Locate the string "JSON" in the listing below. Copy every line where it is found.
--- Start Listing ---
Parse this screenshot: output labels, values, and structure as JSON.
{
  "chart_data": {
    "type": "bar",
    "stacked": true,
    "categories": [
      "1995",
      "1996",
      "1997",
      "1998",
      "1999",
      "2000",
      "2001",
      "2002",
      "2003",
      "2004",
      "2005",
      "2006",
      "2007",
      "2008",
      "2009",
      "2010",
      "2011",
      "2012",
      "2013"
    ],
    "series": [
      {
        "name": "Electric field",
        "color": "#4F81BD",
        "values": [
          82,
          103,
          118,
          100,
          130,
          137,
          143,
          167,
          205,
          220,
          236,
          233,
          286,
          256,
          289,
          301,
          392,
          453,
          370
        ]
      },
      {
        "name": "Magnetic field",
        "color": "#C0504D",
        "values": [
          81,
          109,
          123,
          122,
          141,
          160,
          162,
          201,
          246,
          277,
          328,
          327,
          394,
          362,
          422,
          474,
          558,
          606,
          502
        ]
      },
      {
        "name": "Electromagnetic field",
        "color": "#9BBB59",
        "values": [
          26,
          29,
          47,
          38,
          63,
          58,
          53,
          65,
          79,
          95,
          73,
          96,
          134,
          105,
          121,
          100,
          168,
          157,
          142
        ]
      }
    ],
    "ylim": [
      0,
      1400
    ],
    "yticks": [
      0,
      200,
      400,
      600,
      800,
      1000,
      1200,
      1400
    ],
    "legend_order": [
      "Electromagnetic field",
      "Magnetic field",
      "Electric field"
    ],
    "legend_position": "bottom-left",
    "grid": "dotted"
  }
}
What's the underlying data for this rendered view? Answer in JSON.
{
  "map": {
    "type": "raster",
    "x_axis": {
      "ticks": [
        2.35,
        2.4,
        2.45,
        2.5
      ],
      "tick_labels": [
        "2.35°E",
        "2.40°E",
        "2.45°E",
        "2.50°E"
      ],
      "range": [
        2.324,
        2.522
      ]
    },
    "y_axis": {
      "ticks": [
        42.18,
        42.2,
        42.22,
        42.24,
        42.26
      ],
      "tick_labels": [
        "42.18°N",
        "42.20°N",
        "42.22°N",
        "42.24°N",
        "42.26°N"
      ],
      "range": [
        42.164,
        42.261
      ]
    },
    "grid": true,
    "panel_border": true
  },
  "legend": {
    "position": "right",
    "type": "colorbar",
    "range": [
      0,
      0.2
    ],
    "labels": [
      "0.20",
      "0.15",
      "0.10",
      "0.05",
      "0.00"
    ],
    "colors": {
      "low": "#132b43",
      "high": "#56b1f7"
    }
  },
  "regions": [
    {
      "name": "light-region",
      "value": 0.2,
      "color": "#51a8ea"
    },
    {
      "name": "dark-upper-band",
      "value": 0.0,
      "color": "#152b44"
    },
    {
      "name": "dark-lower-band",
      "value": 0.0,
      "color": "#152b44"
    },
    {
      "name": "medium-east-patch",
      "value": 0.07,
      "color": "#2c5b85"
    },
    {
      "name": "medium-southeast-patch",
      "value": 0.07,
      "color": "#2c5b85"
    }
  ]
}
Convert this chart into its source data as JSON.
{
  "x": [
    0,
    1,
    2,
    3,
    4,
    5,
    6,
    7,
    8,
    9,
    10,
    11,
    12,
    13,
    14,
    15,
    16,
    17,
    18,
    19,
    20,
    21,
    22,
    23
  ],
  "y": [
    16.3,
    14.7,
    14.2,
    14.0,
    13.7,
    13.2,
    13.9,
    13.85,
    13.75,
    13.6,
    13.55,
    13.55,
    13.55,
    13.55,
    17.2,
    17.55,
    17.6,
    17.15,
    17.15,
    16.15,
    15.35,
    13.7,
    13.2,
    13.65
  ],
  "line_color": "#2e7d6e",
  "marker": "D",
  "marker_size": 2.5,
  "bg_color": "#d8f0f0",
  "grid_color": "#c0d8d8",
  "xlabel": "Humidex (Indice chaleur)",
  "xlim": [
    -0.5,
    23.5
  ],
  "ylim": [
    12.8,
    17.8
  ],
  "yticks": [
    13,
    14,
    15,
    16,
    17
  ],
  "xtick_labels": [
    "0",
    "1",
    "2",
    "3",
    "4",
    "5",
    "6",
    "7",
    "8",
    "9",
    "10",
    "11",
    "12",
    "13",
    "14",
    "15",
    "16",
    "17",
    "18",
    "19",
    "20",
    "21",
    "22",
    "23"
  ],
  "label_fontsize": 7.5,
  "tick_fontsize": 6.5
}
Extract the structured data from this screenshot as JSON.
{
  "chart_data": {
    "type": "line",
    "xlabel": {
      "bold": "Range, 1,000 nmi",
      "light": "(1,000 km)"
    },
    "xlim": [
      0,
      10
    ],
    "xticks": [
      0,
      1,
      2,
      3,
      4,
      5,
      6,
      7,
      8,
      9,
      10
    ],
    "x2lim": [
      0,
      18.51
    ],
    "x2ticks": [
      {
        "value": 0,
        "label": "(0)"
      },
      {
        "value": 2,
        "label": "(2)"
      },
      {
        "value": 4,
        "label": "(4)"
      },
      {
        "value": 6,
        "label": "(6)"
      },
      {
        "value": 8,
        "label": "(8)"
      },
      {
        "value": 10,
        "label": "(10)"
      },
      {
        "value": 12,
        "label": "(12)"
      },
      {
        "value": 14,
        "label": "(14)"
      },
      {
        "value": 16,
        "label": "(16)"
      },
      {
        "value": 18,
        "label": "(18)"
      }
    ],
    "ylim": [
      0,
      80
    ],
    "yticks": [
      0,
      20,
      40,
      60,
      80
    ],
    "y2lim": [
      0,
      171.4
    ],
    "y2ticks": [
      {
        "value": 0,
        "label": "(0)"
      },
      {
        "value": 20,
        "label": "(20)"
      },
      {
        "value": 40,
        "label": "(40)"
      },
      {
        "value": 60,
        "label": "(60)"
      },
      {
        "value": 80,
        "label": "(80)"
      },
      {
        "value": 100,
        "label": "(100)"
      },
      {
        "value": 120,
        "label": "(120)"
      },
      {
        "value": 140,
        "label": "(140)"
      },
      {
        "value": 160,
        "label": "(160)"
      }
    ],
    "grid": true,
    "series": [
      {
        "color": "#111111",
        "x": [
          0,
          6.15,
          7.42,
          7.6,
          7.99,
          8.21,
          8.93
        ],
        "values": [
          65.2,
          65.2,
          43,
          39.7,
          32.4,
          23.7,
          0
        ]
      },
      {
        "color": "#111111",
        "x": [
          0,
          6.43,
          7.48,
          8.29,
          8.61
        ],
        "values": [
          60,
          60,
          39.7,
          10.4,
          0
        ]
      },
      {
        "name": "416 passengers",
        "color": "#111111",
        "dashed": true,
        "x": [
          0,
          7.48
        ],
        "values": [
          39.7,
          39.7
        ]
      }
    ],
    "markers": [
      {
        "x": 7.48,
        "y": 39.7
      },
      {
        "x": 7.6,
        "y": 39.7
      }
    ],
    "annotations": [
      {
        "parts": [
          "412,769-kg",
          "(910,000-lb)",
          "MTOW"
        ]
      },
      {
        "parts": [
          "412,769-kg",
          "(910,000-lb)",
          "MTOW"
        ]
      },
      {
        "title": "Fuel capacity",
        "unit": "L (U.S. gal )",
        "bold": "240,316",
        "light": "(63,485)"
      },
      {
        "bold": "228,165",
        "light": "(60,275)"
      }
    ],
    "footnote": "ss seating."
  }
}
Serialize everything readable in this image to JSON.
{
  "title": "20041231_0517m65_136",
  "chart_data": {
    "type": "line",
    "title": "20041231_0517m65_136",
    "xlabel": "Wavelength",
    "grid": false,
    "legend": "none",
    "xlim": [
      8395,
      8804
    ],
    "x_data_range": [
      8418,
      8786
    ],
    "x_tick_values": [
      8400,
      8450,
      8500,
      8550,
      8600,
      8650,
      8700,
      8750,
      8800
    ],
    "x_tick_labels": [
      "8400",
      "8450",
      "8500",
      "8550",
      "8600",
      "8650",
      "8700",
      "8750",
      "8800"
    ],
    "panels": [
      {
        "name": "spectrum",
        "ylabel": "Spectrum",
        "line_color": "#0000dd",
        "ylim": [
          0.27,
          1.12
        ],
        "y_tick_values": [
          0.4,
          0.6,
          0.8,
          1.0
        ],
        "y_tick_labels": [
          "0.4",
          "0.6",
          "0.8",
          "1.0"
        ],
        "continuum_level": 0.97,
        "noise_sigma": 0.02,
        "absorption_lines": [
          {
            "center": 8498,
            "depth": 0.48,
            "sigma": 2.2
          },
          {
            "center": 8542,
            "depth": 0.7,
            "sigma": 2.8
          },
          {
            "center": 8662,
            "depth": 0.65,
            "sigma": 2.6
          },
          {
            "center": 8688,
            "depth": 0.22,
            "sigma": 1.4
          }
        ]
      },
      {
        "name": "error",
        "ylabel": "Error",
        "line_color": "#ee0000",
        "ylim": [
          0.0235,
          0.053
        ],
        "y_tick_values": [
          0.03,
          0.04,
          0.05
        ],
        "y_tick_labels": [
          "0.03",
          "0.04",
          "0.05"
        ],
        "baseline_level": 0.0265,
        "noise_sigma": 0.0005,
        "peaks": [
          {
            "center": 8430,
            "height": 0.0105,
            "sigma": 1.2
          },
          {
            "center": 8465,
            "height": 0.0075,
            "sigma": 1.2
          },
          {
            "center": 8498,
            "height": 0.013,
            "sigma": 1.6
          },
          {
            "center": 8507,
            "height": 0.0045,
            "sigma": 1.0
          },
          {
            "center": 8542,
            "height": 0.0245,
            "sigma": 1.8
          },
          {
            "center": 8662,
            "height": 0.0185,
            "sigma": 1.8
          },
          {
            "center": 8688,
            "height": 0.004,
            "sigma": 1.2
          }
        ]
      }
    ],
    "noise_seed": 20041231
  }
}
--- End Listing ---
▶ [Solution to this task]:
Parse this screenshot: output labels, values, and structure as JSON.
What's the underlying data for this rendered view? Answer in JSON.
Convert this chart into its source data as JSON.
Extract the structured data from this screenshot as JSON.
Serialize everything readable in this image to JSON.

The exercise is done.